** Begin **

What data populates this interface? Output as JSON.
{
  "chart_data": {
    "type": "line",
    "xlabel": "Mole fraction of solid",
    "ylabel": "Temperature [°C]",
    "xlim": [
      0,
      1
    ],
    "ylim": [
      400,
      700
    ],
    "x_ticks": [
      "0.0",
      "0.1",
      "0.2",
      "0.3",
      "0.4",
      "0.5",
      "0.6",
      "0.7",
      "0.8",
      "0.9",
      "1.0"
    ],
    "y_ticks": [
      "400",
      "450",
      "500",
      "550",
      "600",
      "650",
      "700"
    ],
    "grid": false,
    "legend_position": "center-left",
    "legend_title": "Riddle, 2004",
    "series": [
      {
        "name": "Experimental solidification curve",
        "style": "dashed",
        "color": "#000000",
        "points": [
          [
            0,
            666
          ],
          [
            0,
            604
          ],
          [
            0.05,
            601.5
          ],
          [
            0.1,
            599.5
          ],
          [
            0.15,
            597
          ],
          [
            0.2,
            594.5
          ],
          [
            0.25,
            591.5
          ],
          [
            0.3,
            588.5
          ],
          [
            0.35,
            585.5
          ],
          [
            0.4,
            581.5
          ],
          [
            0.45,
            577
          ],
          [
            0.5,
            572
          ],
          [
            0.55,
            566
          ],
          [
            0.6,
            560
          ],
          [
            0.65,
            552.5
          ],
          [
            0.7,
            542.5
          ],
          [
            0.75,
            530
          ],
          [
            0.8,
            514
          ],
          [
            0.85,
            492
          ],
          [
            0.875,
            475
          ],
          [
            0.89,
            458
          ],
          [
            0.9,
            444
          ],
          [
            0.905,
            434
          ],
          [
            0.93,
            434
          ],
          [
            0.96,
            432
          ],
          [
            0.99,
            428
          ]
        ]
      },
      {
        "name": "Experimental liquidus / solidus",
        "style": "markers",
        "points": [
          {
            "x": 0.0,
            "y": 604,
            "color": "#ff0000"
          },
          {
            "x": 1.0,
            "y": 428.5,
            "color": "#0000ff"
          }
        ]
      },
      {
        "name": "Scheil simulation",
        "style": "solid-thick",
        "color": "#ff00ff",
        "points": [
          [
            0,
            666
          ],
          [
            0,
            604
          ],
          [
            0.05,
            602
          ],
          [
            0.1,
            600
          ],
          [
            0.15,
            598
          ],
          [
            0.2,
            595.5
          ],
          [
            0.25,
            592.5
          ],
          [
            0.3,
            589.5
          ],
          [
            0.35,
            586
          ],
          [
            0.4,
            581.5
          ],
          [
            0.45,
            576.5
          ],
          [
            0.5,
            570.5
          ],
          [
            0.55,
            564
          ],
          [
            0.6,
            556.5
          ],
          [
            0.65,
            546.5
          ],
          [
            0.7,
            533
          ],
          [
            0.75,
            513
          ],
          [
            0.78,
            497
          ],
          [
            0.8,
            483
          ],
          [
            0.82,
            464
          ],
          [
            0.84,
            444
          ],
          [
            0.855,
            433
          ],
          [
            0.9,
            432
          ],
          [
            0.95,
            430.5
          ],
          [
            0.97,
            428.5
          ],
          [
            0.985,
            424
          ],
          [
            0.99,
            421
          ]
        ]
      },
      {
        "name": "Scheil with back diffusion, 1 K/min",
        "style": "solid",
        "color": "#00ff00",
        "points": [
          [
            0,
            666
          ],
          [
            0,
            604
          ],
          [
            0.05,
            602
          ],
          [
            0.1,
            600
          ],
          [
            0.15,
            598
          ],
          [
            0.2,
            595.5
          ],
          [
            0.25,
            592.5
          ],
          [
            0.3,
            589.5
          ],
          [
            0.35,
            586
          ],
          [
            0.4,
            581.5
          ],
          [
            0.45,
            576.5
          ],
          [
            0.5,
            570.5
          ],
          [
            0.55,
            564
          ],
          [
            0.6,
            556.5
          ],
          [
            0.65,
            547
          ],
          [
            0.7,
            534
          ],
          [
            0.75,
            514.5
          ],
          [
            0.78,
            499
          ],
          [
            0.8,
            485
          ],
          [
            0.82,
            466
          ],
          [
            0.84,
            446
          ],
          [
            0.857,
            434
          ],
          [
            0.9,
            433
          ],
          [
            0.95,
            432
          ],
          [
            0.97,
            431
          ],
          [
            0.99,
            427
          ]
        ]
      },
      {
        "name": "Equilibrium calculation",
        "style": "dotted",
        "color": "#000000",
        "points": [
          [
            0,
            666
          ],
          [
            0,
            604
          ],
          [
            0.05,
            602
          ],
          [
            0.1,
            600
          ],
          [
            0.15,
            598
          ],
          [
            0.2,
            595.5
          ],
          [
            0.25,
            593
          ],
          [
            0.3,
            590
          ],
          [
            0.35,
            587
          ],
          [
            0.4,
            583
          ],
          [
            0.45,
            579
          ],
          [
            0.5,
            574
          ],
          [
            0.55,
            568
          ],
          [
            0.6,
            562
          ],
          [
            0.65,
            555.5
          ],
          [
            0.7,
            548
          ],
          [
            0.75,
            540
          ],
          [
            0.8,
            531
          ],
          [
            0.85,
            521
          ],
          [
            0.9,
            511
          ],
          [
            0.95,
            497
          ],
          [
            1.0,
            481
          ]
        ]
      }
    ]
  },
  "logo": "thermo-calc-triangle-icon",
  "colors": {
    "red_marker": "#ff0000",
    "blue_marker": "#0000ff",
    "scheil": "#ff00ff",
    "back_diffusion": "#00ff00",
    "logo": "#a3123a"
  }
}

** End **

What you are asked to do =>
Out of the records, collect only those lines that contain the string "logo".

The output =>
  "logo": "thermo-calc-triangle-icon",
    "logo": "#a3123a"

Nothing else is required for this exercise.